## Required task A
From the Assam NRC text, list the outcomes that people excluded from the 2019 published list may face.
## Required task B
Please rewrite the records so that every "y-input-field" becomes "y-value-field", changing nothing else, and leave the pictures out.

## Text extract
──────────
The publication of the draft NRC in Assam in 2018 revealed the exclusion of more than four million persons from the survey rolls. Reportedly, some people were excluded due to spelling errors in their names or inconsistent names in documents. After the draft list was made public, excluded individuals were permitted to submit further documentation proving their citizenship. While a majority were not of Hindu descent, reportedly between one and 1.5 million were Hindus. The exclusion of a large number of Hindus from the 2018 NRC list is presumed to be the foremost reason that changes were made to the citizenship law, and that the Citizenship (Amendment) Act of 2019 was enacted, whereby, in effect, only Muslims would be excluded from citizenship.
The (ostensibly “final”) update to the Assam NRC was undertaken on August 31, 2019. Approximately 1.9 million persons (numbering 1,906,657) were excluded from the 2019 published list, and may potentially lose their citizenship, and face expulsion, exile, and statelessness.
──────────
## Information shown

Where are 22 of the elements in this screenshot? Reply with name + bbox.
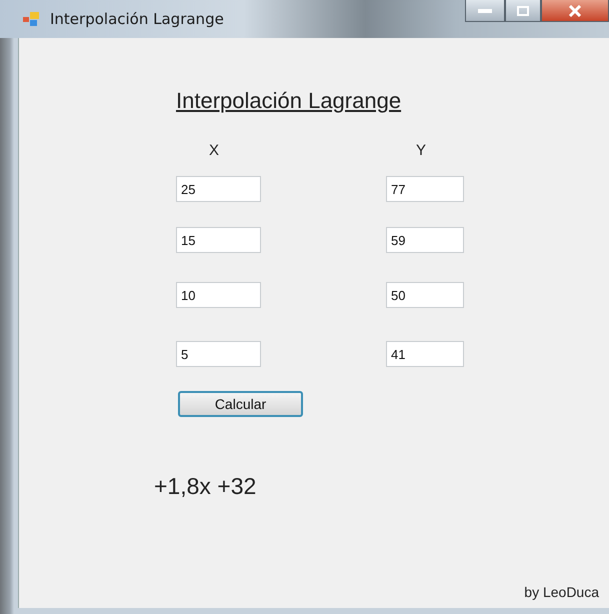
y-input-field[interactable]: 41 bbox=[386, 341, 464, 367]
x-input-field[interactable]: 10 bbox=[176, 282, 261, 308]
y-input-field[interactable]: 77 bbox=[386, 176, 464, 202]
window-title: Interpolación Lagrange bbox=[50, 10, 224, 28]
minimize-icon bbox=[478, 8, 492, 12]
maximize-icon bbox=[517, 6, 529, 16]
app-icon bbox=[22, 11, 42, 27]
form-heading: Interpolación Lagrange bbox=[176, 88, 402, 114]
y-input-field[interactable]: 59 bbox=[386, 227, 464, 253]
maximize-button[interactable] bbox=[505, 0, 541, 22]
column-label: Y bbox=[416, 142, 428, 161]
calculate-button[interactable]: Calcular bbox=[178, 391, 303, 417]
x-input-field[interactable]: 25 bbox=[176, 176, 261, 202]
close-button[interactable] bbox=[541, 0, 609, 22]
close-icon bbox=[568, 4, 582, 16]
x-input-field[interactable]: 15 bbox=[176, 227, 261, 253]
y-input-field[interactable]: 50 bbox=[386, 282, 464, 308]
result-text: +1,8x +32 bbox=[154, 473, 256, 500]
column-label: X bbox=[209, 142, 220, 161]
minimize-button[interactable] bbox=[465, 0, 505, 22]
x-input-field[interactable]: 5 bbox=[176, 341, 261, 367]
author-credit: by LeoDuca bbox=[524, 584, 599, 600]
──────────
## Full answer A
- Loss of citizenship
- Expulsion
- Exile
- Statelessness

## Full answer B
Where are 22 of the elements in this screenshot? Reply with name + bbox.
y-value-field[interactable]: 41 bbox=[386, 341, 464, 367]
x-input-field[interactable]: 10 bbox=[176, 282, 261, 308]
y-value-field[interactable]: 77 bbox=[386, 176, 464, 202]
window-title: Interpolación Lagrange bbox=[50, 10, 224, 28]
minimize-icon bbox=[478, 8, 492, 12]
maximize-icon bbox=[517, 6, 529, 16]
app-icon bbox=[22, 11, 42, 27]
form-heading: Interpolación Lagrange bbox=[176, 88, 402, 114]
y-value-field[interactable]: 59 bbox=[386, 227, 464, 253]
maximize-button[interactable] bbox=[505, 0, 541, 22]
column-label: Y bbox=[416, 142, 428, 161]
calculate-button[interactable]: Calcular bbox=[178, 391, 303, 417]
x-input-field[interactable]: 25 bbox=[176, 176, 261, 202]
close-button[interactable] bbox=[541, 0, 609, 22]
close-icon bbox=[568, 4, 582, 16]
x-input-field[interactable]: 15 bbox=[176, 227, 261, 253]
y-value-field[interactable]: 50 bbox=[386, 282, 464, 308]
result-text: +1,8x +32 bbox=[154, 473, 256, 500]
column-label: X bbox=[209, 142, 220, 161]
minimize-button[interactable] bbox=[465, 0, 505, 22]
x-input-field[interactable]: 5 bbox=[176, 341, 261, 367]
author-credit: by LeoDuca bbox=[524, 584, 599, 600]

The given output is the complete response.